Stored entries
=-=-=-=-=

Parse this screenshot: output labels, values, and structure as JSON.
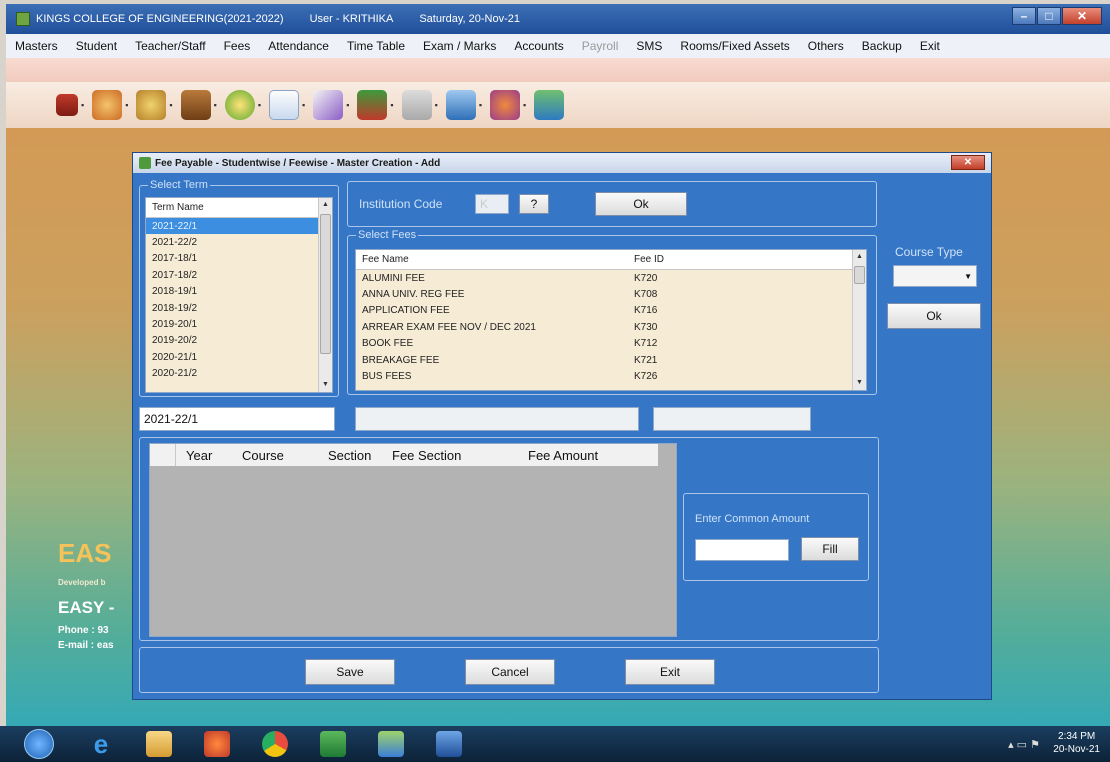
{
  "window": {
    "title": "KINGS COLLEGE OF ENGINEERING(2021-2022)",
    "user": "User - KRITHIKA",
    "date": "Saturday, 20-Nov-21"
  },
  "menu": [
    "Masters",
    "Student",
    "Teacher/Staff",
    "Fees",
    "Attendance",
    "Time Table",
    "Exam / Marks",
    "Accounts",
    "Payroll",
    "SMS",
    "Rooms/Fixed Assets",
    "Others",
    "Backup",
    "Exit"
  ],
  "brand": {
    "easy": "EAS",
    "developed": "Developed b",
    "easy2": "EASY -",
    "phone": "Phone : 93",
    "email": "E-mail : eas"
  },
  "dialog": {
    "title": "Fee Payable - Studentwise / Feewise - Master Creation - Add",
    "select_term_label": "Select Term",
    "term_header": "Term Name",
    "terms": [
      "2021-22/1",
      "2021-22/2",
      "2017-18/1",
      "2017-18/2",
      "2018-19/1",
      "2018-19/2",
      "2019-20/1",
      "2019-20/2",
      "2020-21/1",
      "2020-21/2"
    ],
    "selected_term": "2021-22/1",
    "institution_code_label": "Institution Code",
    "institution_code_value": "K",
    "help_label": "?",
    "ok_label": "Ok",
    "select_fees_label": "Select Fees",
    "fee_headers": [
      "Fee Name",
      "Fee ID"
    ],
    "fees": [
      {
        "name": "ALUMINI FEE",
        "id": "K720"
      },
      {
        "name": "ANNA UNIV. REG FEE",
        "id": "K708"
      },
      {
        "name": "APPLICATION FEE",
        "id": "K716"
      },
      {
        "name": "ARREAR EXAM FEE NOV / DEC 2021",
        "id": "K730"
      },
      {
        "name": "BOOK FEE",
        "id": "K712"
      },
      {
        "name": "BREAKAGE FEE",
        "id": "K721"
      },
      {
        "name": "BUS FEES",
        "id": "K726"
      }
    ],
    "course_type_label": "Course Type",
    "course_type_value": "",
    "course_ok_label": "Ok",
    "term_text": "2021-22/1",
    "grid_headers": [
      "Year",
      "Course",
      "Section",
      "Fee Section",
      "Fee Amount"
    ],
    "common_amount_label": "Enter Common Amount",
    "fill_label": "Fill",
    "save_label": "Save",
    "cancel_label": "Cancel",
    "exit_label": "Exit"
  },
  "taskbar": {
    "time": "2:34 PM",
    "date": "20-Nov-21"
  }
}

=-=-=-=-=

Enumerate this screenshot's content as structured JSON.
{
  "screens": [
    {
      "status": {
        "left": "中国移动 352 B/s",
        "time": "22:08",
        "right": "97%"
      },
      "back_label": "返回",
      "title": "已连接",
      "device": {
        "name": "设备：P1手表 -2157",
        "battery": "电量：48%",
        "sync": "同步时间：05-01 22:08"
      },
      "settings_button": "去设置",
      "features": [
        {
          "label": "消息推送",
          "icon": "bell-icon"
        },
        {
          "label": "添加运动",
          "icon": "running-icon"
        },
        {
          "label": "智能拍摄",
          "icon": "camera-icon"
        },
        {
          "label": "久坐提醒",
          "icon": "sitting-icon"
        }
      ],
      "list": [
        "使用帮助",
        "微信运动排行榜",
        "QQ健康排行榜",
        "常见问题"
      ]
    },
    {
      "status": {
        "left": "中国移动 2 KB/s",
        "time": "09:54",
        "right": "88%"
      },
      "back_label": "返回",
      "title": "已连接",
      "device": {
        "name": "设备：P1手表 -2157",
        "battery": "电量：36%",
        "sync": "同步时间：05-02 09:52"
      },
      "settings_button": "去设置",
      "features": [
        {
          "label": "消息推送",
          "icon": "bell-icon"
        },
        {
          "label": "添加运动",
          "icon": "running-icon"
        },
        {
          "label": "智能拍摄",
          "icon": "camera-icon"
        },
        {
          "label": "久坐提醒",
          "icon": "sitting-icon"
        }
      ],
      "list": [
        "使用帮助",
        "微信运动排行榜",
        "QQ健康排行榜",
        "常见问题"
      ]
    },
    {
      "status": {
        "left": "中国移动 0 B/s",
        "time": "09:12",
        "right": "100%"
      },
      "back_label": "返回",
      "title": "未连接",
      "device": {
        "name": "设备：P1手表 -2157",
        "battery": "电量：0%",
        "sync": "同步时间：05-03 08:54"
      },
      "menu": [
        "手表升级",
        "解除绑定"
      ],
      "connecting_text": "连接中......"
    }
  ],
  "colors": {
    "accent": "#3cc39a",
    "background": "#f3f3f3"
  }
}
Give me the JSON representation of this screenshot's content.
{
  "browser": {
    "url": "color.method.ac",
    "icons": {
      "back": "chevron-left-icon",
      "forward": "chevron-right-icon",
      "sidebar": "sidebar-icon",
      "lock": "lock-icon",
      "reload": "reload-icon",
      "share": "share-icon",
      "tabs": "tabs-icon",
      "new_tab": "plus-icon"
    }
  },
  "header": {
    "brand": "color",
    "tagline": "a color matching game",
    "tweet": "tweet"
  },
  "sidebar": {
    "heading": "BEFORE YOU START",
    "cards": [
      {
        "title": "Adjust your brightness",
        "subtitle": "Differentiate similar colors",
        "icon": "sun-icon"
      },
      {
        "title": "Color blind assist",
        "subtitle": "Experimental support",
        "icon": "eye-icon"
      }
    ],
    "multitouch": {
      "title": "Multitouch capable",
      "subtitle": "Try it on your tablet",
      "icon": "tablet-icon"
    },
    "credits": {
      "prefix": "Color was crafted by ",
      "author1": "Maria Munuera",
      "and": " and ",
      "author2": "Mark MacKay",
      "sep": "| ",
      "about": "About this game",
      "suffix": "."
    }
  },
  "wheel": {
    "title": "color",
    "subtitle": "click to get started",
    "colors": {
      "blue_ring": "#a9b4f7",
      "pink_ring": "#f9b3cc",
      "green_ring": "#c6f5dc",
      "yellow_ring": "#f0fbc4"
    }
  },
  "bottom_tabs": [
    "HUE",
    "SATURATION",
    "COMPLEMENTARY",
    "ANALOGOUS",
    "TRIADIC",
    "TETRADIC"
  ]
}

=-=-=-=-=

→ The task
Pull every line containing "this" out of the records.

→ Answer
Parse this screenshot: output labels, values, and structure as JSON.
Enumerate this screenshot's content as structured JSON.
Give me the JSON representation of this screenshot's content.
      "about": "About this game",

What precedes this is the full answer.